--- start of Exercise materials ---

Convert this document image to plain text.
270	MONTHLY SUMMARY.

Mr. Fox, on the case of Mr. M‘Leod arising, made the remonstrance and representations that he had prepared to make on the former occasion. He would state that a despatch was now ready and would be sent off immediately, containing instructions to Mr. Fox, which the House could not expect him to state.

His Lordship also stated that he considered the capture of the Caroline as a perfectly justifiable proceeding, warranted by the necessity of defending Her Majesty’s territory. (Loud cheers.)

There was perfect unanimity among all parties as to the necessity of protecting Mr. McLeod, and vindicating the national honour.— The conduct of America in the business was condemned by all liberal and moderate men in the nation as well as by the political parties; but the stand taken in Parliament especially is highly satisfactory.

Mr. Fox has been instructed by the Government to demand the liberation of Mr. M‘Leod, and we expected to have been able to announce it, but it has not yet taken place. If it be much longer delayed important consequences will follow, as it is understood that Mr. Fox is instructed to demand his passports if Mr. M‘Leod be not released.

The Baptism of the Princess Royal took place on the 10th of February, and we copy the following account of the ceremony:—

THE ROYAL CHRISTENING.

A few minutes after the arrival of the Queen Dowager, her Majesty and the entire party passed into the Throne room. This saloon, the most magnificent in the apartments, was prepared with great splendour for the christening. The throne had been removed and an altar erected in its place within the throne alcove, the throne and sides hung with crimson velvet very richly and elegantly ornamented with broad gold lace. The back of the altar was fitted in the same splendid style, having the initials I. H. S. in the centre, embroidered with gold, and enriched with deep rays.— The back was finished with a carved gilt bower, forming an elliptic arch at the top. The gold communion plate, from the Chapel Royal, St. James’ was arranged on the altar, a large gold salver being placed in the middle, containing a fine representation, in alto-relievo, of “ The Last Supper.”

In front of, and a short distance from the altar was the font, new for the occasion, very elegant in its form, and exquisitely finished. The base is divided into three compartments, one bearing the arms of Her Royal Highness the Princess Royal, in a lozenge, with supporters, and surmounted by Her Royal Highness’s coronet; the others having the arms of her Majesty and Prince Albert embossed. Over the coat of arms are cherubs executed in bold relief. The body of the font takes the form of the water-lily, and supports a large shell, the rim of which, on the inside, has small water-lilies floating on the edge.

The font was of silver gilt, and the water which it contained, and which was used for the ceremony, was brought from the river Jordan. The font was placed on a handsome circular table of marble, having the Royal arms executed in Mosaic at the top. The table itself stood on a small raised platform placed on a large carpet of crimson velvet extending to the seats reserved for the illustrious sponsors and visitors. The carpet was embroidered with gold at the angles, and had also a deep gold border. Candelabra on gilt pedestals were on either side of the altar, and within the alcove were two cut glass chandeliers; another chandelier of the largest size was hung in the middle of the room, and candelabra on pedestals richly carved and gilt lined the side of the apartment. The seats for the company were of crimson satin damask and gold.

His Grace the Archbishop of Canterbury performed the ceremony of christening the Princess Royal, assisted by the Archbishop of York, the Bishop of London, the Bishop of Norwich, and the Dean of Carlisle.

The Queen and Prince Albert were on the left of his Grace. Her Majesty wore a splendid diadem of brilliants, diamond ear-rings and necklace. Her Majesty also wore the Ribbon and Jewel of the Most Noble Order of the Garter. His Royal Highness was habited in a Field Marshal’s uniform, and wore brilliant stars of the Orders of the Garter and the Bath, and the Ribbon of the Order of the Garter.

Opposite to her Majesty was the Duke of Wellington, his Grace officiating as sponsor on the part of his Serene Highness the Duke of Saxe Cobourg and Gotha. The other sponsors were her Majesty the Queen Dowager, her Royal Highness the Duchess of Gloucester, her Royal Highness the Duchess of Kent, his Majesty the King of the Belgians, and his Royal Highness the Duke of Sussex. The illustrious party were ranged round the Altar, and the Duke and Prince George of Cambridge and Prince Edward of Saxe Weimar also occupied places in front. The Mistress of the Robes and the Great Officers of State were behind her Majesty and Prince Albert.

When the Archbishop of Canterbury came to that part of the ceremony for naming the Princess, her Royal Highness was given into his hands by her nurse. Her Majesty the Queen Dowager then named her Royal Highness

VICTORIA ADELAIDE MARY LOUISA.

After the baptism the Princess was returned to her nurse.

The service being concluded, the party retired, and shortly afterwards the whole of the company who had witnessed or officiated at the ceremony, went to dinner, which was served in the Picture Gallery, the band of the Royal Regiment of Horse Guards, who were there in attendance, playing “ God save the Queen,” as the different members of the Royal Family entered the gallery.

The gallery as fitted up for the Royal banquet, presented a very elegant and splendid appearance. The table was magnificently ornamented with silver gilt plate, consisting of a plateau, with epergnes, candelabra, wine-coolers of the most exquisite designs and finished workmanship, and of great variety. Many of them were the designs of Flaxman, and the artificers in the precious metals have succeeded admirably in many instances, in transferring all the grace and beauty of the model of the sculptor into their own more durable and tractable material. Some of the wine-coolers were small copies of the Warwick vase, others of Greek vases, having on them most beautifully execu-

--- end of Exercise materials ---

#### [Work to complete]
Copy out each line that contains the word "taken".

#### [Task solution]
There was perfect unanimity among all parties as to the necessity of protecting Mr. McLeod, and vindicating the national honour.— The conduct of America in the business was condemned by all liberal and moderate men in the nation as well as by the political parties; but the stand taken in Parliament especially is highly satisfactory.
Mr. Fox has been instructed by the Government to demand the liberation of Mr. M‘Leod, and we expected to have been able to announce it, but it has not yet taken place. If it be much longer delayed important consequences will follow, as it is understood that Mr. Fox is instructed to demand his passports if Mr. M‘Leod be not released.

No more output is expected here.